- _作業項目 1_
「明日のハナコ」の記事のうち、「福井農林高校が上演した作品は」で始まり「ないということになりました。」に至るまでを、一字も変えずに書き写すこと。
- _作業項目 2_
「明日のハナコ」の記事によると、この劇の台本を書いたのは誰か。
- _作業項目 3_
「明日のハナコ」の記事を、最後の文の後から書き継ぐこと。

「明日のハナコ」はなぜ放送されなかったのか?〜メディアによる報道のされ方の違いを知る〜
先日2つの異なる新聞社が同じ題材を取り上げた記事を読みました。ひとつは福井新聞オンライン版(11月17日)で、もう一つは朝日新聞大阪版(11月28日朝刊)の社会面に取り上げられた記事でした。福井県の高校演劇祭に参加した12の高校のうち、福井農林高校演劇部の上演作品だけが、地元の福井ケーブルテレビの番組で放送されなかったことが書かれていました。2つの記事からわかる出来事の内容は以下の通りです。
福井農林高校が上演した作品は、1948年の福井地震以降多くの原発が建設されるに至った福井県での出来事、また福島原子力発電所事故にも触れた作品でした。その作品の劇中に過去に問題となった敦賀市長(当時)の言葉が紹介されていました。それについて「作品中に差別表現がふくまれているが問題ないか」とケーブルテレビ側から問い合わせがあり、福井県高校文化連盟演劇部会で対応を協議しました。その結果が、農林高校の作品はテレビで放送しないということでした。また、上演のDVD化もしない。例年行っている脚本集の配布もしないということになりました。
この劇の台本を書いたのは農林高校演劇部の元顧問の先生です。問題となった部分に関して、原発を巡る実際の発言を批判的にとりあげていて、差別意識はないと反論しています。逆に、表現の自由を奪わないでほしいと、県内の演劇関係者や日本劇作家協会の仲間たちと今回の決定の撤回を求めて署名活動を始めています。
福井農林高校演劇部の上演作品の題名は「明日のハナコ」といいます。
福井新聞と朝日新聞(大阪版)の読み比べ
福井市に2011年4月から2019年3月まで住んでいた経験から、今回2つの記事を読んでみて、思うところがありました。

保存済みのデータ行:

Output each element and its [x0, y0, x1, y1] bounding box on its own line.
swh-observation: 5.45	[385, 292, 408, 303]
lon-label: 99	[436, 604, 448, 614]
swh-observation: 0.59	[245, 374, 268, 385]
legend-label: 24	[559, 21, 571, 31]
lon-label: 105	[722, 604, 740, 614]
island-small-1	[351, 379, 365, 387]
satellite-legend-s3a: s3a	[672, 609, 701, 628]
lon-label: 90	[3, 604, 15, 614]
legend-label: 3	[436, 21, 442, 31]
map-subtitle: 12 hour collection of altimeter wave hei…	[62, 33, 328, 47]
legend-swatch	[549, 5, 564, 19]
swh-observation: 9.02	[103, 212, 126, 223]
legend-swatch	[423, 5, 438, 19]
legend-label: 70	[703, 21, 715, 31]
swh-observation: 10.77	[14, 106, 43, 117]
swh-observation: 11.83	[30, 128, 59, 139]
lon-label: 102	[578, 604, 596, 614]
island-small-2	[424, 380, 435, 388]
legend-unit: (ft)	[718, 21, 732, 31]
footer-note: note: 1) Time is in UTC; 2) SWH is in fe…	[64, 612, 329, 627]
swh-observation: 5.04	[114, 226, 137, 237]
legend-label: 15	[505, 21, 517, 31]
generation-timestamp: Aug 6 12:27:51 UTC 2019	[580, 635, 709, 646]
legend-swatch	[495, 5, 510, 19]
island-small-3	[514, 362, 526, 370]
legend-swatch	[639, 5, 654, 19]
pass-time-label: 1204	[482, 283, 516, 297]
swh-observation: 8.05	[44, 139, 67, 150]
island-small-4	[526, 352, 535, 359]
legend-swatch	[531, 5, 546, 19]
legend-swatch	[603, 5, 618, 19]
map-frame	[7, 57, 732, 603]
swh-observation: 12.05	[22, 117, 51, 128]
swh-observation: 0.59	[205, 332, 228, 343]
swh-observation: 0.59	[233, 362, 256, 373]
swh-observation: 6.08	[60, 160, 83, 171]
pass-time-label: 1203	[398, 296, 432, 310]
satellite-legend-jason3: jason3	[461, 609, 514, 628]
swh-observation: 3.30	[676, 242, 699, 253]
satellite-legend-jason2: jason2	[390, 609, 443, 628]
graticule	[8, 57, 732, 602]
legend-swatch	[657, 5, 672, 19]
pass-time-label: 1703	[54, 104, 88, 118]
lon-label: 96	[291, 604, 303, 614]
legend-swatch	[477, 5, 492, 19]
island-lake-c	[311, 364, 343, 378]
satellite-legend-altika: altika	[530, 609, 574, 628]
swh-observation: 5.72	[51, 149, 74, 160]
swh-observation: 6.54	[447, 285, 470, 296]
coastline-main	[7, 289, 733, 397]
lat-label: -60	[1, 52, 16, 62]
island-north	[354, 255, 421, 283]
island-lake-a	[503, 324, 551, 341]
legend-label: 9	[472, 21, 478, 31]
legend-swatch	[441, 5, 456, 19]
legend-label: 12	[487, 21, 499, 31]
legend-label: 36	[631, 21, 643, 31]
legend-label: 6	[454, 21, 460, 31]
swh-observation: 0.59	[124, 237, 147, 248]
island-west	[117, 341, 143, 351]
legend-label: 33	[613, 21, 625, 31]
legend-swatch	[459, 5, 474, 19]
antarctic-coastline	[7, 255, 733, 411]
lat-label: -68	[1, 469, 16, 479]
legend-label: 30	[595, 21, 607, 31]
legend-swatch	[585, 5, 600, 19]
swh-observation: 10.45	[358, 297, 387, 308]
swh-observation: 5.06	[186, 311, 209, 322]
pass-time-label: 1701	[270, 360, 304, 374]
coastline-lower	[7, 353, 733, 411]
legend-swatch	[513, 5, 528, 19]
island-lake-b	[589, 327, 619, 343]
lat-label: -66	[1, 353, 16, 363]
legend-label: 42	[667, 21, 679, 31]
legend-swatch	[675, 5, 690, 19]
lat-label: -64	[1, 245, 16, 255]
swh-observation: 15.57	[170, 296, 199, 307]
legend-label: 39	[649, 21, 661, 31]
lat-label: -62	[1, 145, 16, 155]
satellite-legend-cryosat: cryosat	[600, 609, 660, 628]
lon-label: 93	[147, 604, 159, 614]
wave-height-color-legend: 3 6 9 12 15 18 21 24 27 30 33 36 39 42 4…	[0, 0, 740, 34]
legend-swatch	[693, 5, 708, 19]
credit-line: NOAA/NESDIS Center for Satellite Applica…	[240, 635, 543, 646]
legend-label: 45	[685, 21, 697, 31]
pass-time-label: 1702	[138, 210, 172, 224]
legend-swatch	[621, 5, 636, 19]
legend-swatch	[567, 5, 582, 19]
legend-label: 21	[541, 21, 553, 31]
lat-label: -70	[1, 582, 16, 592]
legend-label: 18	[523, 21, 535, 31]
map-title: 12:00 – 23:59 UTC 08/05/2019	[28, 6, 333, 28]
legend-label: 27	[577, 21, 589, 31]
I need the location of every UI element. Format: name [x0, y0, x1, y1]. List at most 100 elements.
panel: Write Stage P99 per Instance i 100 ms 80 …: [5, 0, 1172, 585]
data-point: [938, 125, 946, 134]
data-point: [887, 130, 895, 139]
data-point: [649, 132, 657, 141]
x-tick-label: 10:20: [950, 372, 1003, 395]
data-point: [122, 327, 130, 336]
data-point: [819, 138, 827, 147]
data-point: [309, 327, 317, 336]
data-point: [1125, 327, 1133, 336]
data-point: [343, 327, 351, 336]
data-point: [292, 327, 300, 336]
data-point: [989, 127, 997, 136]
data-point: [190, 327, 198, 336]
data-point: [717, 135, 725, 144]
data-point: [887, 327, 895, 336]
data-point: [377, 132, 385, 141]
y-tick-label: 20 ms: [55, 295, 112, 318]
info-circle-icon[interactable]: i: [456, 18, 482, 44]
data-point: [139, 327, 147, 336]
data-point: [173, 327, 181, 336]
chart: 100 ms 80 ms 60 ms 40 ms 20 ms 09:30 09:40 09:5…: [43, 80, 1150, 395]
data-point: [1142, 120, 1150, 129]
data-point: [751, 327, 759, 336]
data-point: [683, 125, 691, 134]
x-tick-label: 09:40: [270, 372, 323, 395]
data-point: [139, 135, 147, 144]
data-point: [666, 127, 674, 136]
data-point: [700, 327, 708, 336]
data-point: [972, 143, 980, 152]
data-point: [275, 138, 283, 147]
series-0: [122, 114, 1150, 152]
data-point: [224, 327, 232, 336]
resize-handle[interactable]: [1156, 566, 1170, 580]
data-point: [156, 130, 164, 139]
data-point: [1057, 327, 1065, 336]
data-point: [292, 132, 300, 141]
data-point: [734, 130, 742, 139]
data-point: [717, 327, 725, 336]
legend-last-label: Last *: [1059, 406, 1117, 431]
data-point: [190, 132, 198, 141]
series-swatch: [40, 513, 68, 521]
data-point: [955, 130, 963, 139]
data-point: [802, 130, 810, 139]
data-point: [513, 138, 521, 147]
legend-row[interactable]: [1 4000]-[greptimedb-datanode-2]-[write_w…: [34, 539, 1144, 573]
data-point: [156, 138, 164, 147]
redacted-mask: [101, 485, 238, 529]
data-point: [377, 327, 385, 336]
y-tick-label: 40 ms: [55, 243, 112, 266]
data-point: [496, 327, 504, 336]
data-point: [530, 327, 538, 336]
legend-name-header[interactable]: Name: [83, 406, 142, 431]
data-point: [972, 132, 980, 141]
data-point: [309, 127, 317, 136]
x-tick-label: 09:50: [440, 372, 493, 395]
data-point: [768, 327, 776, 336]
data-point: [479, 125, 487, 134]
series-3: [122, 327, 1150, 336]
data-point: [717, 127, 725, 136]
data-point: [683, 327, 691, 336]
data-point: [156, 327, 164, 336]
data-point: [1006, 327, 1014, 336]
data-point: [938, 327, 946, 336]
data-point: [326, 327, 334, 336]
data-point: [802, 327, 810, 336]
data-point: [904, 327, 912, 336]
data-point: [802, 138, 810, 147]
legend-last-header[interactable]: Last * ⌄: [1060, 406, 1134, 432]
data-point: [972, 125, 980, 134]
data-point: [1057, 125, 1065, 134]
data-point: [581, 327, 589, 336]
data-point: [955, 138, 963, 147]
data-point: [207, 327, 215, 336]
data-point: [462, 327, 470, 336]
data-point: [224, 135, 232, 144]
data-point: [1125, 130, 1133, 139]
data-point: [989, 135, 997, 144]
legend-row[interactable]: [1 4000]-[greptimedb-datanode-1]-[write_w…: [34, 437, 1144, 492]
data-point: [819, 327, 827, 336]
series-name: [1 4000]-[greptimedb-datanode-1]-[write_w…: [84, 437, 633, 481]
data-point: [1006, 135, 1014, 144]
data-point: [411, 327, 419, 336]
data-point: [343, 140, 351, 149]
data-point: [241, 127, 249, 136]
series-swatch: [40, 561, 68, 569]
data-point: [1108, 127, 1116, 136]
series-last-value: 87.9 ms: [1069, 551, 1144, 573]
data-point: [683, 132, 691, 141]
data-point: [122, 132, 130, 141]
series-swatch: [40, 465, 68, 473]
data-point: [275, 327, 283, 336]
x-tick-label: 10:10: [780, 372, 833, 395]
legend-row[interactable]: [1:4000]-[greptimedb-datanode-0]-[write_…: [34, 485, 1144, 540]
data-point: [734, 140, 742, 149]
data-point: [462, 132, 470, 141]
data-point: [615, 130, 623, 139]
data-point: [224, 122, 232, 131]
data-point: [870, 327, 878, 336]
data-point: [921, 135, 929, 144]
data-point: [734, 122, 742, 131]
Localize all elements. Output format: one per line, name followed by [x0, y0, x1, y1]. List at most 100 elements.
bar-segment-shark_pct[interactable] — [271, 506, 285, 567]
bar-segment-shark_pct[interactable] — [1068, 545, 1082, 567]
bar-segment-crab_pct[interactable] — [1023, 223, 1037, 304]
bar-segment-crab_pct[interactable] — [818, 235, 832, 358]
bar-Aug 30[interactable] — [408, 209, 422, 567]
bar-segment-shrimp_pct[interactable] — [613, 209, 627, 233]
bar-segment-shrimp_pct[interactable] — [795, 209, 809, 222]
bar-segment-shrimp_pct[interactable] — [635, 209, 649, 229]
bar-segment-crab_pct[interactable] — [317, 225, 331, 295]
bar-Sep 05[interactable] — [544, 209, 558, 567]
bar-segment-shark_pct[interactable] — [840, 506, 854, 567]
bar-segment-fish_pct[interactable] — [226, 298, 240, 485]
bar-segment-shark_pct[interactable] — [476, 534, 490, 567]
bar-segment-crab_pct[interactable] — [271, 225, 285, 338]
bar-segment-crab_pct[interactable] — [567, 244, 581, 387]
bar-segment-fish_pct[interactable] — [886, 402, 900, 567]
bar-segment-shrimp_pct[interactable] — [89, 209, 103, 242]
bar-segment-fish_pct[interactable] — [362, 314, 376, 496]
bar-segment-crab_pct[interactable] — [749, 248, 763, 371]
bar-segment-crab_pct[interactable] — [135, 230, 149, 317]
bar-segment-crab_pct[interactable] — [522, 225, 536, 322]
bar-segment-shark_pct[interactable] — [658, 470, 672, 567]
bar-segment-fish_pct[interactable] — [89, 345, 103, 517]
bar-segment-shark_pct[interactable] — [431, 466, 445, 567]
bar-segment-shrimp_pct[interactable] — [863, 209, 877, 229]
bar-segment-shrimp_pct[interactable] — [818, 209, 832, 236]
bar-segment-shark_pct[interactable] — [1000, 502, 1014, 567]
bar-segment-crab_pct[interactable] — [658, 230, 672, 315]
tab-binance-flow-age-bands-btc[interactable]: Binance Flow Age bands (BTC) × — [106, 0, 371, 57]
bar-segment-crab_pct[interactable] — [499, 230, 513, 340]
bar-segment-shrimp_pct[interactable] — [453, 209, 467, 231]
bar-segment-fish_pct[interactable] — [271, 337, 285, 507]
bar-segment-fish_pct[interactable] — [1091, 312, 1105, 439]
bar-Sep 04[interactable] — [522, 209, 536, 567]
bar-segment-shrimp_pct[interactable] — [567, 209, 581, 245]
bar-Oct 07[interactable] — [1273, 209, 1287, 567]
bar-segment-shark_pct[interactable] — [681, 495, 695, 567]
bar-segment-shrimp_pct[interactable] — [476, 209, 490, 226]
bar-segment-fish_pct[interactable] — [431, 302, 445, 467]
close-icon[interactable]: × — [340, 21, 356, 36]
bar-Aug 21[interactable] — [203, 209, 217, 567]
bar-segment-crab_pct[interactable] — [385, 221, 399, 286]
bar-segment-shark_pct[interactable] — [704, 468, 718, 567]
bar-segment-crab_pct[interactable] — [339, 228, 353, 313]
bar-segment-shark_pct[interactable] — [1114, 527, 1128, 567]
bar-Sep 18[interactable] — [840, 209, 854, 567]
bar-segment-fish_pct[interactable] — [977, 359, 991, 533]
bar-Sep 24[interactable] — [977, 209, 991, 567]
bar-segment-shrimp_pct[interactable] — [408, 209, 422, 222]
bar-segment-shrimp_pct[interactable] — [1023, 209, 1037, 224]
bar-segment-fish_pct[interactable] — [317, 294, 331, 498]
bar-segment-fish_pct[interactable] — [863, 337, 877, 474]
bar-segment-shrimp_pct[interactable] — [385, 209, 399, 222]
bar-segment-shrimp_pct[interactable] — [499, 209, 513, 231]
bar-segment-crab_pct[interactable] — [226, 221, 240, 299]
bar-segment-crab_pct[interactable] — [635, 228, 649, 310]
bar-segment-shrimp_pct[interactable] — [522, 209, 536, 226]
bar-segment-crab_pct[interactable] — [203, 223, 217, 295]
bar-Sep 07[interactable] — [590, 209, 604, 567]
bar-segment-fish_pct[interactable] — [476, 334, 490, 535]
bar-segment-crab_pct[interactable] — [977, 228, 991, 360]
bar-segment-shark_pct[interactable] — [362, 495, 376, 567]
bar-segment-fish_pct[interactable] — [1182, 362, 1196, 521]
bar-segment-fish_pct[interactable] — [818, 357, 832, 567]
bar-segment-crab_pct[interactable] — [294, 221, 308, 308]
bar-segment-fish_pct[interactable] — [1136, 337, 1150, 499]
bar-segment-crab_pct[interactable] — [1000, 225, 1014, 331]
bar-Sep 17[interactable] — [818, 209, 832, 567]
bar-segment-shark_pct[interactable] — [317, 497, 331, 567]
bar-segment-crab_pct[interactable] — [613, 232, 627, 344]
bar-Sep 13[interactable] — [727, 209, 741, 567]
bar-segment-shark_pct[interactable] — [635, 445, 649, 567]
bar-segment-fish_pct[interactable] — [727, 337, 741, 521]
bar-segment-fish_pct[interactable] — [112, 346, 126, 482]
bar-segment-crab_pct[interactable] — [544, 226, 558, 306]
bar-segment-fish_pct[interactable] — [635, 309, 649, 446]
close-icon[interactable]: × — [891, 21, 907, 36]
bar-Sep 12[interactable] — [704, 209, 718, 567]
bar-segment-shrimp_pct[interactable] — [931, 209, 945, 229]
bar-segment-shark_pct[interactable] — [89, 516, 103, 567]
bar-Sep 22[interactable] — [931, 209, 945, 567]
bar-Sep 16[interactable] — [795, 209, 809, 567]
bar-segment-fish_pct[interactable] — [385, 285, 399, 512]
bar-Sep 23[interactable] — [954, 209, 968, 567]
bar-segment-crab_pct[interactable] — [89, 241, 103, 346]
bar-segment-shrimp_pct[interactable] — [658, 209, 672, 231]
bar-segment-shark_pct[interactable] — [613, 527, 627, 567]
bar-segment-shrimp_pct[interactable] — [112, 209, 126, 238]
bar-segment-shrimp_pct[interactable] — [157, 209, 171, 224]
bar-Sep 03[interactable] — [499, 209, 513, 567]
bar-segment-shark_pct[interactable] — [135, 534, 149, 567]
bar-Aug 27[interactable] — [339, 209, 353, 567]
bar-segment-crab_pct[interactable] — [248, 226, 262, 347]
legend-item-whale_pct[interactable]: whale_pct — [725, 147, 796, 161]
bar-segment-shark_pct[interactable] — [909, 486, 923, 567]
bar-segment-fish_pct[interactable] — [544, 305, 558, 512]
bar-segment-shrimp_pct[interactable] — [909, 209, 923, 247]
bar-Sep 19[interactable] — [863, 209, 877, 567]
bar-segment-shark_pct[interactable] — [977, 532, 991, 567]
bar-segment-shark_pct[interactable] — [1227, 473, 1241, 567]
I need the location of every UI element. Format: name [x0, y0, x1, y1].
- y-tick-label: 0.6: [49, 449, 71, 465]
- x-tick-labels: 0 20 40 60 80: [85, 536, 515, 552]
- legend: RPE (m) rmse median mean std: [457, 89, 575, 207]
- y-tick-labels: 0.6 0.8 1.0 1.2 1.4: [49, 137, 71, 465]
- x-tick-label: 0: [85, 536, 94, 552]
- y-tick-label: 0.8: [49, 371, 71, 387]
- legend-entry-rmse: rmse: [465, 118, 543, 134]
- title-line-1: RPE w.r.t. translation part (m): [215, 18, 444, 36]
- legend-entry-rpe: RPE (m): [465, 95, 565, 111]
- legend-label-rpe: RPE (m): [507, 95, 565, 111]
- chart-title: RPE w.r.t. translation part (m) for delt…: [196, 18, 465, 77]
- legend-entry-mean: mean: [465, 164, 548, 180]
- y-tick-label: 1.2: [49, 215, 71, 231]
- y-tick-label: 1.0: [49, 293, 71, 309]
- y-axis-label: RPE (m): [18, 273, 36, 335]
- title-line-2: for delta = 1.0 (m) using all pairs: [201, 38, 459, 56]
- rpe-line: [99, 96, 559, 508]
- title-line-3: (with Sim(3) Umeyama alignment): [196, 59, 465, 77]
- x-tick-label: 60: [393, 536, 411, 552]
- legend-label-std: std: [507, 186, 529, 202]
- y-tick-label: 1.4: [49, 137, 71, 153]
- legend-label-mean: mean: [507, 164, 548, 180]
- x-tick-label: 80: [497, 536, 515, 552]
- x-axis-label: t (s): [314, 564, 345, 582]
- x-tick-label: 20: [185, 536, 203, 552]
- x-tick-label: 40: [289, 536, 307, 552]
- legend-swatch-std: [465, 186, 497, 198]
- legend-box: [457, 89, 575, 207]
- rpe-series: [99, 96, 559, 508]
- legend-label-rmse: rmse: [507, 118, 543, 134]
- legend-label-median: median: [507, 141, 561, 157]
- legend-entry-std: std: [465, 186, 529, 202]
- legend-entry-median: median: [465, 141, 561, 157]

- _解答 1_
福井農林高校が上演した作品は、1948年の福井地震以降多くの原発が建設されるに至った福井県での出来事、また福島原子力発電所事故にも触れた作品でした。その作品の劇中に過去に問題となった敦賀市長(当時)の言葉が紹介されていました。それについて「作品中に差別表現がふくまれているが問題ないか」とケーブルテレビ側から問い合わせがあり、福井県高校文化連盟演劇部会で対応を協議しました。その結果が、農林高校の作品はテレビで放送しないということでした。また、上演のDVD化もしない。例年行っている脚本集の配布もしないということになりました。

- _解答 2_
福井農林高校演劇部の元顧問の先生。

- _解答 3_
私は福井市にある福井聖三一教会の牧師、聖三一幼稚園のチャプレンをしていて、ある時、毎年の福井県書初め競書大会の特別協賛に(公財)げんでんふれあい福井財団が入っていることを知りました。園の卒園生たちの活躍を知る上で、入賞した卒園生たちの名前が、正月の福井新聞に載っているのを楽しみに探していた園長先生の笑顔をいつも思い出します。入賞者の名前が、福井新聞に載るんですね。それだけ、文化面でもメディアの影響は大きく、またそこに原発関連会社の影響が強く働いていることを感じて生活しておりました。
今回の記事は、福井新聞のタイトルが「作中に差別用語…広がる波紋」、そして朝日新聞(大阪版)は「原発題材の劇放送せず」です。
福井農林高校が問題提起をしたかったのは、差別用語ではなく、原発についてです。今回の新聞記事の中で、敦賀市長の発言内容について触れている朝日新聞と触れていない福井新聞とでも大きく取り上げ方の違いが分かります。地元、そして原発関連会社のスポンサーとしての影響力は記事の取り上げ方にも影響を及ぼします。
逆に言えば、地元だから言えないことも、利害関係の薄い者であれば取り上げやすということです。今回福井農林高校の先生が、思い切った脚本を書かれたこと、また原発立地住民のことを思い浮かべる上でも、記事の読み比べは重要な手がかりとなったように思います。
(文責:小林聡〔大阪市在住、聖贖主教会牧師〕)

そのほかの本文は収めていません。